Records
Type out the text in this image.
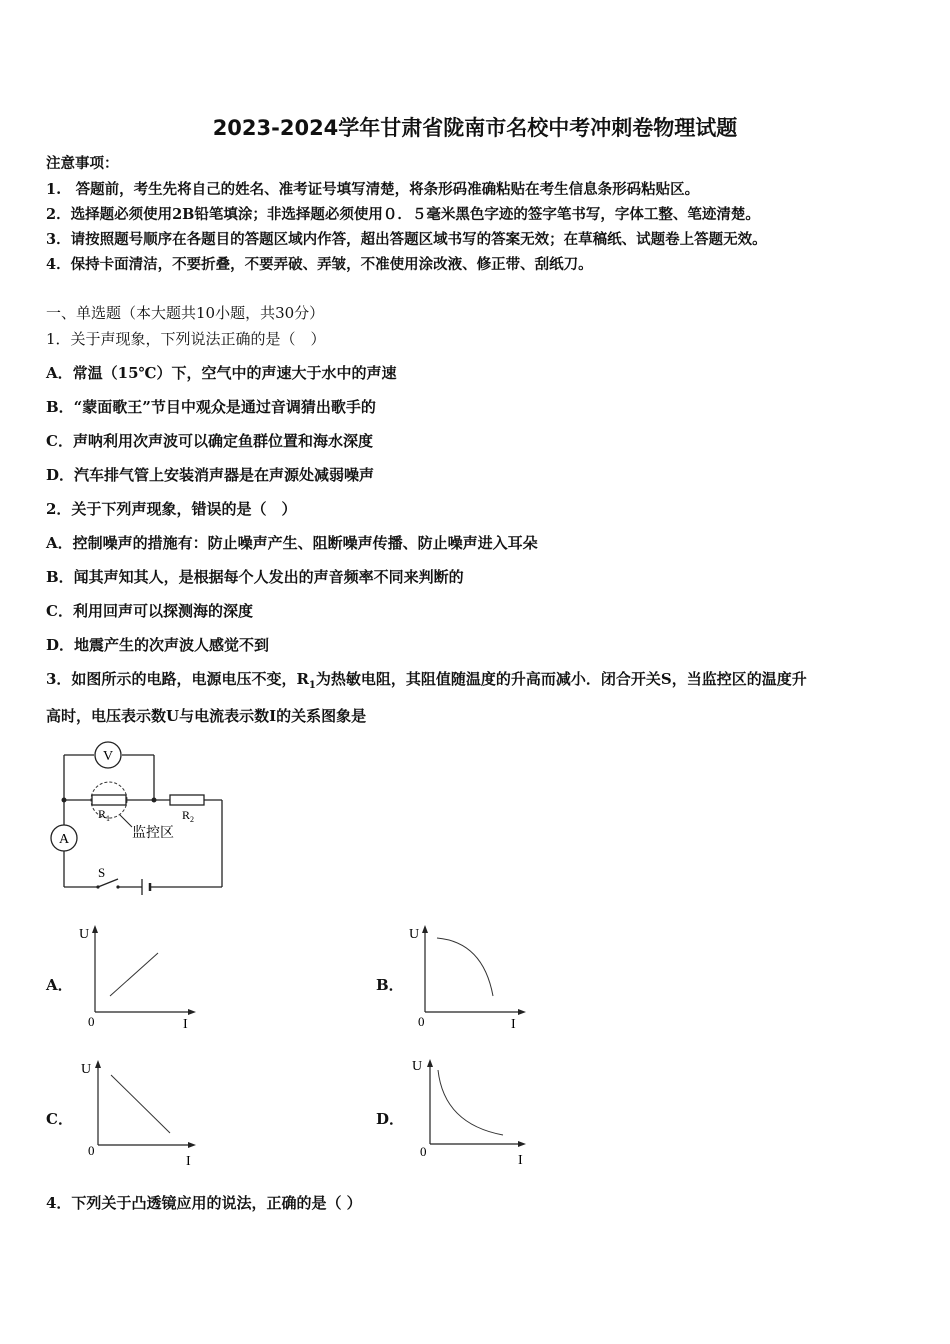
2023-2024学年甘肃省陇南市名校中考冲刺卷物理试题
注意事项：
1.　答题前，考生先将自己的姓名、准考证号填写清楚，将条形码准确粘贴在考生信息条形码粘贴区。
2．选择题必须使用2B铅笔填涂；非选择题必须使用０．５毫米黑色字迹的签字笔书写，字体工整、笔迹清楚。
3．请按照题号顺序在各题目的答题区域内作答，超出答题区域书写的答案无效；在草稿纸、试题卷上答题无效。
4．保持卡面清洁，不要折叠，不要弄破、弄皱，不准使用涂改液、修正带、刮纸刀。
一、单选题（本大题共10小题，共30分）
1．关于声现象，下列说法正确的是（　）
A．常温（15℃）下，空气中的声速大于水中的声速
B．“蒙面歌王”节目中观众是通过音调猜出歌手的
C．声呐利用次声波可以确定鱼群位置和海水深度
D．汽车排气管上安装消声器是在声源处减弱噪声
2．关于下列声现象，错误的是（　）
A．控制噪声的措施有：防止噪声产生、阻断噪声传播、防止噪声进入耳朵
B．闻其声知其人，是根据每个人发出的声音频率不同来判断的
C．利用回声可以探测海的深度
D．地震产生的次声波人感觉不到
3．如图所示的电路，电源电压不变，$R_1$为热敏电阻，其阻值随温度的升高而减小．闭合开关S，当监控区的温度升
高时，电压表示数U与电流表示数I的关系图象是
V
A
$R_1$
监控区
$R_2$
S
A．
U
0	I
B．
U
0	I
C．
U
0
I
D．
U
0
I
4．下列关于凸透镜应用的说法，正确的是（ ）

==

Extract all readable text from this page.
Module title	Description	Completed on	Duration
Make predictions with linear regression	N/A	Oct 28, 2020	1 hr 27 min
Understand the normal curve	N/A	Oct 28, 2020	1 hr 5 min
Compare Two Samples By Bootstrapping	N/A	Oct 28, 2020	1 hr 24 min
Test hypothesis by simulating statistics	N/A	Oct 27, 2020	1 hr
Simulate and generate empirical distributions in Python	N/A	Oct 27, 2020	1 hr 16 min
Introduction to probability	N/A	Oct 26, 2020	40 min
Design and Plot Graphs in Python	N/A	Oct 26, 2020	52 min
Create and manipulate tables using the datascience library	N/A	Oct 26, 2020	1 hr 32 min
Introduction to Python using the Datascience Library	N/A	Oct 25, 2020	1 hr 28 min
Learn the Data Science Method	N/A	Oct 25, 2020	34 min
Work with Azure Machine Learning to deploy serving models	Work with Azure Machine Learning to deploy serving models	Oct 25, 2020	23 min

### What the task requires
Within the data above, pick out all lines holding the word "Python".

### Answer in full
Simulate and generate empirical distributions in Python	N/A	Oct 27, 2020	1 hr 16 min
Design and Plot Graphs in Python	N/A	Oct 26, 2020	52 min
Introduction to Python using the Datascience Library	N/A	Oct 25, 2020	1 hr 28 min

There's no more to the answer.